-- begin Input for this task --

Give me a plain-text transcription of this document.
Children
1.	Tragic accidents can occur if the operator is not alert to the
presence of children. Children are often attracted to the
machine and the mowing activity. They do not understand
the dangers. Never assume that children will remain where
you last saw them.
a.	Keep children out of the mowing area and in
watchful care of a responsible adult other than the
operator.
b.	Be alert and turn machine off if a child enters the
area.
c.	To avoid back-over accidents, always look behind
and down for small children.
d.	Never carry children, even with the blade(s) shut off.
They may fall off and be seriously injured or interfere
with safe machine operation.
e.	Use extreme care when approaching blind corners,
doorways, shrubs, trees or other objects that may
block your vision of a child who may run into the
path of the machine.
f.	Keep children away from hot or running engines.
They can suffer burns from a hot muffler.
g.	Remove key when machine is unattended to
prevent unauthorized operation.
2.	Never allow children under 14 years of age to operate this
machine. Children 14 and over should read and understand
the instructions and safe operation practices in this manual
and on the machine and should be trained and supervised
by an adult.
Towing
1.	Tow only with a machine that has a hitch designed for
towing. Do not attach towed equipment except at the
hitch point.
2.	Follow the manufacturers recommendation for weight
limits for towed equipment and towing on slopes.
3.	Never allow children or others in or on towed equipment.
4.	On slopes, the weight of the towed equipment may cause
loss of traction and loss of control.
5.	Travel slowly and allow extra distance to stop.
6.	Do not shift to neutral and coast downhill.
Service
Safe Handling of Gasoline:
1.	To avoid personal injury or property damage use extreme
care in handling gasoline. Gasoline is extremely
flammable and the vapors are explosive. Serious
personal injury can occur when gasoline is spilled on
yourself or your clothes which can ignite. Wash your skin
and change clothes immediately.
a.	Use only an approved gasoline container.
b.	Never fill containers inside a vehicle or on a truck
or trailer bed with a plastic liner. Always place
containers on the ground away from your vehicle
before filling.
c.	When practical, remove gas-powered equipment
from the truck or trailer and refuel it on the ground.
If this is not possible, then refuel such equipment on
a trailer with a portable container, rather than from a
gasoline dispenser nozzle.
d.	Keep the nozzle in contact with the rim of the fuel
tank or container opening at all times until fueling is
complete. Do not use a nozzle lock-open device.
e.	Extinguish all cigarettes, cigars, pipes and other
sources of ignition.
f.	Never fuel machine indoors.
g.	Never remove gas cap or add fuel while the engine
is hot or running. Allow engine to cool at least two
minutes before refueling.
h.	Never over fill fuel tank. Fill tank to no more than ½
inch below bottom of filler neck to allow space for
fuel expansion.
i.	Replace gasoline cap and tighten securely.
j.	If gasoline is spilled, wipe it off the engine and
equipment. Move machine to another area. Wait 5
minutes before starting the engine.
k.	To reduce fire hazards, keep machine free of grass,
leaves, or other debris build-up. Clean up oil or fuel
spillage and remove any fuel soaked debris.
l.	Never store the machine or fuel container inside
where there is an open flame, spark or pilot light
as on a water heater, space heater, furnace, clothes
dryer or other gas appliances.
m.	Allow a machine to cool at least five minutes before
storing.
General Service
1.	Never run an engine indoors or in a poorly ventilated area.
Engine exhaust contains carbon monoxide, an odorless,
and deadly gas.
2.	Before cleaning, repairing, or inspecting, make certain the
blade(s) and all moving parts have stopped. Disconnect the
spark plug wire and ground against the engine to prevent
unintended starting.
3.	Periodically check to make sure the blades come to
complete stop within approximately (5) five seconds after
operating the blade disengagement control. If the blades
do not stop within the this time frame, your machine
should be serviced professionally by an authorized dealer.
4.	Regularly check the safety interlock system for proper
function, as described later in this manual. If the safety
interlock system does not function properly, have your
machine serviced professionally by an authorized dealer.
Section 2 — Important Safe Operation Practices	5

-- end Input for this task --

> What the task requires:
Reproduce the listing above verbatim, from first line to last.

> Reply to the task:
Give me a plain-text transcription of this document.
Children
1.	Tragic accidents can occur if the operator is not alert to the
presence of children. Children are often attracted to the
machine and the mowing activity. They do not understand
the dangers. Never assume that children will remain where
you last saw them.
a.	Keep children out of the mowing area and in
watchful care of a responsible adult other than the
operator.
b.	Be alert and turn machine off if a child enters the
area.
c.	To avoid back-over accidents, always look behind
and down for small children.
d.	Never carry children, even with the blade(s) shut off.
They may fall off and be seriously injured or interfere
with safe machine operation.
e.	Use extreme care when approaching blind corners,
doorways, shrubs, trees or other objects that may
block your vision of a child who may run into the
path of the machine.
f.	Keep children away from hot or running engines.
They can suffer burns from a hot muffler.
g.	Remove key when machine is unattended to
prevent unauthorized operation.
2.	Never allow children under 14 years of age to operate this
machine. Children 14 and over should read and understand
the instructions and safe operation practices in this manual
and on the machine and should be trained and supervised
by an adult.
Towing
1.	Tow only with a machine that has a hitch designed for
towing. Do not attach towed equipment except at the
hitch point.
2.	Follow the manufacturers recommendation for weight
limits for towed equipment and towing on slopes.
3.	Never allow children or others in or on towed equipment.
4.	On slopes, the weight of the towed equipment may cause
loss of traction and loss of control.
5.	Travel slowly and allow extra distance to stop.
6.	Do not shift to neutral and coast downhill.
Service
Safe Handling of Gasoline:
1.	To avoid personal injury or property damage use extreme
care in handling gasoline. Gasoline is extremely
flammable and the vapors are explosive. Serious
personal injury can occur when gasoline is spilled on
yourself or your clothes which can ignite. Wash your skin
and change clothes immediately.
a.	Use only an approved gasoline container.
b.	Never fill containers inside a vehicle or on a truck
or trailer bed with a plastic liner. Always place
containers on the ground away from your vehicle
before filling.
c.	When practical, remove gas-powered equipment
from the truck or trailer and refuel it on the ground.
If this is not possible, then refuel such equipment on
a trailer with a portable container, rather than from a
gasoline dispenser nozzle.
d.	Keep the nozzle in contact with the rim of the fuel
tank or container opening at all times until fueling is
complete. Do not use a nozzle lock-open device.
e.	Extinguish all cigarettes, cigars, pipes and other
sources of ignition.
f.	Never fuel machine indoors.
g.	Never remove gas cap or add fuel while the engine
is hot or running. Allow engine to cool at least two
minutes before refueling.
h.	Never over fill fuel tank. Fill tank to no more than ½
inch below bottom of filler neck to allow space for
fuel expansion.
i.	Replace gasoline cap and tighten securely.
j.	If gasoline is spilled, wipe it off the engine and
equipment. Move machine to another area. Wait 5
minutes before starting the engine.
k.	To reduce fire hazards, keep machine free of grass,
leaves, or other debris build-up. Clean up oil or fuel
spillage and remove any fuel soaked debris.
l.	Never store the machine or fuel container inside
where there is an open flame, spark or pilot light
as on a water heater, space heater, furnace, clothes
dryer or other gas appliances.
m.	Allow a machine to cool at least five minutes before
storing.
General Service
1.	Never run an engine indoors or in a poorly ventilated area.
Engine exhaust contains carbon monoxide, an odorless,
and deadly gas.
2.	Before cleaning, repairing, or inspecting, make certain the
blade(s) and all moving parts have stopped. Disconnect the
spark plug wire and ground against the engine to prevent
unintended starting.
3.	Periodically check to make sure the blades come to
complete stop within approximately (5) five seconds after
operating the blade disengagement control. If the blades
do not stop within the this time frame, your machine
should be serviced professionally by an authorized dealer.
4.	Regularly check the safety interlock system for proper
function, as described later in this manual. If the safety
interlock system does not function properly, have your
machine serviced professionally by an authorized dealer.
Section 2 — Important Safe Operation Practices	5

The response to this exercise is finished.